[Stored items]
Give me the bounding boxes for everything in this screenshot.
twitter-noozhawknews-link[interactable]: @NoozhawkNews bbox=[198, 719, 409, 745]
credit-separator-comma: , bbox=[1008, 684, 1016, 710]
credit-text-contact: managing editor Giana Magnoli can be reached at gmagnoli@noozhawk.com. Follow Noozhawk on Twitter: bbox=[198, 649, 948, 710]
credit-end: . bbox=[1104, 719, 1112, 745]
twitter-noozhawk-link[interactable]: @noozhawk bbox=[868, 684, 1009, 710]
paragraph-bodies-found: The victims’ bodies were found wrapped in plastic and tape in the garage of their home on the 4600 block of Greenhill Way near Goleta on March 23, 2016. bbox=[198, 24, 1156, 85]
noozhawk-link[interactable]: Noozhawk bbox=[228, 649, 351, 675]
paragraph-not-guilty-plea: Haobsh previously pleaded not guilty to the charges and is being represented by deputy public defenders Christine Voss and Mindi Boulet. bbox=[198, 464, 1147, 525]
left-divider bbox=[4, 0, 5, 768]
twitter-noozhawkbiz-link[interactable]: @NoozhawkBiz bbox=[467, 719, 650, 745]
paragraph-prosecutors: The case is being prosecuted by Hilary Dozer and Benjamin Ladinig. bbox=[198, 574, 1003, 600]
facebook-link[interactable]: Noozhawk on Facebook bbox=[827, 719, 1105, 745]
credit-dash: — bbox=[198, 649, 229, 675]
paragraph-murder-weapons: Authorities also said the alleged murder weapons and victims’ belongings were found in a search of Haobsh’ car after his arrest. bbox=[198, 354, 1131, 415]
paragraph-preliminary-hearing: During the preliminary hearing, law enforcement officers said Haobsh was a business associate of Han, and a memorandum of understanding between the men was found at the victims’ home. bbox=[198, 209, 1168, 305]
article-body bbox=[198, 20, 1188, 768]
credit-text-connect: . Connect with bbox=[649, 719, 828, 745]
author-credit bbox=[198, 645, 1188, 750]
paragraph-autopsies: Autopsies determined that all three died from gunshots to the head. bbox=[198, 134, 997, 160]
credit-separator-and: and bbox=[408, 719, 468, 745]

◆ **CHALLENGE**
Reproduce all of the data above word for word.

◆ **THE OUTPUT**
Give me the bounding boxes for everything in this screenshot.
twitter-noozhawknews-link[interactable]: @NoozhawkNews bbox=[198, 719, 409, 745]
credit-separator-comma: , bbox=[1008, 684, 1016, 710]
credit-text-contact: managing editor Giana Magnoli can be reached at gmagnoli@noozhawk.com. Follow Noozhawk on Twitter: bbox=[198, 649, 948, 710]
credit-end: . bbox=[1104, 719, 1112, 745]
twitter-noozhawk-link[interactable]: @noozhawk bbox=[868, 684, 1009, 710]
paragraph-bodies-found: The victims’ bodies were found wrapped in plastic and tape in the garage of their home on the 4600 block of Greenhill Way near Goleta on March 23, 2016. bbox=[198, 24, 1156, 85]
noozhawk-link[interactable]: Noozhawk bbox=[228, 649, 351, 675]
paragraph-not-guilty-plea: Haobsh previously pleaded not guilty to the charges and is being represented by deputy public defenders Christine Voss and Mindi Boulet. bbox=[198, 464, 1147, 525]
left-divider bbox=[4, 0, 5, 768]
twitter-noozhawkbiz-link[interactable]: @NoozhawkBiz bbox=[467, 719, 650, 745]
paragraph-prosecutors: The case is being prosecuted by Hilary Dozer and Benjamin Ladinig. bbox=[198, 574, 1003, 600]
facebook-link[interactable]: Noozhawk on Facebook bbox=[827, 719, 1105, 745]
credit-dash: — bbox=[198, 649, 229, 675]
paragraph-murder-weapons: Authorities also said the alleged murder weapons and victims’ belongings were found in a search of Haobsh’ car after his arrest. bbox=[198, 354, 1131, 415]
paragraph-preliminary-hearing: During the preliminary hearing, law enforcement officers said Haobsh was a business associate of Han, and a memorandum of understanding between the men was found at the victims’ home. bbox=[198, 209, 1168, 305]
article-body bbox=[198, 20, 1188, 768]
credit-text-connect: . Connect with bbox=[649, 719, 828, 745]
author-credit bbox=[198, 645, 1188, 750]
paragraph-autopsies: Autopsies determined that all three died from gunshots to the head. bbox=[198, 134, 997, 160]
credit-separator-and: and bbox=[408, 719, 468, 745]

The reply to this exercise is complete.